(What to produce):
Extract each line holding the word "ngminh" from the entries.

(Entries shown):

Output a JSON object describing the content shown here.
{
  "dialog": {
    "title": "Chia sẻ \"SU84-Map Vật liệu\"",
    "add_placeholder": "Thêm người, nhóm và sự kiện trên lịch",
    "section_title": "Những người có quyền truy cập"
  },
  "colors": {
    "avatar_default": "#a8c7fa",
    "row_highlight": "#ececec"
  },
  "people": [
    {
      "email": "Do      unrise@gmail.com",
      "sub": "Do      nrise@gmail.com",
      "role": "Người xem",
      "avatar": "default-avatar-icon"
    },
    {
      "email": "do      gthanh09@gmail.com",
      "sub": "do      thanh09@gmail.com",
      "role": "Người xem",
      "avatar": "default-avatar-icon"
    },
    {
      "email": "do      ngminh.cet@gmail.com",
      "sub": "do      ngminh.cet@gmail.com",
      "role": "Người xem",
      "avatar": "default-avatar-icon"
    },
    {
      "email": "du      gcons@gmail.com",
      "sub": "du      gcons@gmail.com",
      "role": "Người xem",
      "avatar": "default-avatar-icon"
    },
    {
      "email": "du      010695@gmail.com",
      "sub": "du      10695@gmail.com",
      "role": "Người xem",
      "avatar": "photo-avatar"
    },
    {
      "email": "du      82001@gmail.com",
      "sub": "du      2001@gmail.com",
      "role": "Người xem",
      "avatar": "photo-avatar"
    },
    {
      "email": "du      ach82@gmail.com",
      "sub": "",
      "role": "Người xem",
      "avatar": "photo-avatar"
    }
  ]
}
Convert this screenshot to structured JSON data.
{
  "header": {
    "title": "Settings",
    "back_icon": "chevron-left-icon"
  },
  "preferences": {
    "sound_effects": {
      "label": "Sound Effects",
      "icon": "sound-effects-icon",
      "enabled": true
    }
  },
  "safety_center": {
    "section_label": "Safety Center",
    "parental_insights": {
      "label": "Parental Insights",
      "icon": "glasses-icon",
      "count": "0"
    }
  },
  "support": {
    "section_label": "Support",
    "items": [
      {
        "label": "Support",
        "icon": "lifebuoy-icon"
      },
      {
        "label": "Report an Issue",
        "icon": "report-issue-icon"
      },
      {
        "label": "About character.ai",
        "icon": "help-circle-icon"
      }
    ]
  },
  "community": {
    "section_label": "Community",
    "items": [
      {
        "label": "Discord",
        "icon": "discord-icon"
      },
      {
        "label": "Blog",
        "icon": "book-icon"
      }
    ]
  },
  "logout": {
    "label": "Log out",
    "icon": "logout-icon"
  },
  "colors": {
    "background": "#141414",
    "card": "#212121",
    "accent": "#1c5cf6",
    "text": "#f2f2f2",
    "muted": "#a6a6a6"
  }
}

(The answer):
      "email": "do      ngminh.cet@gmail.com",
      "sub": "do      ngminh.cet@gmail.com",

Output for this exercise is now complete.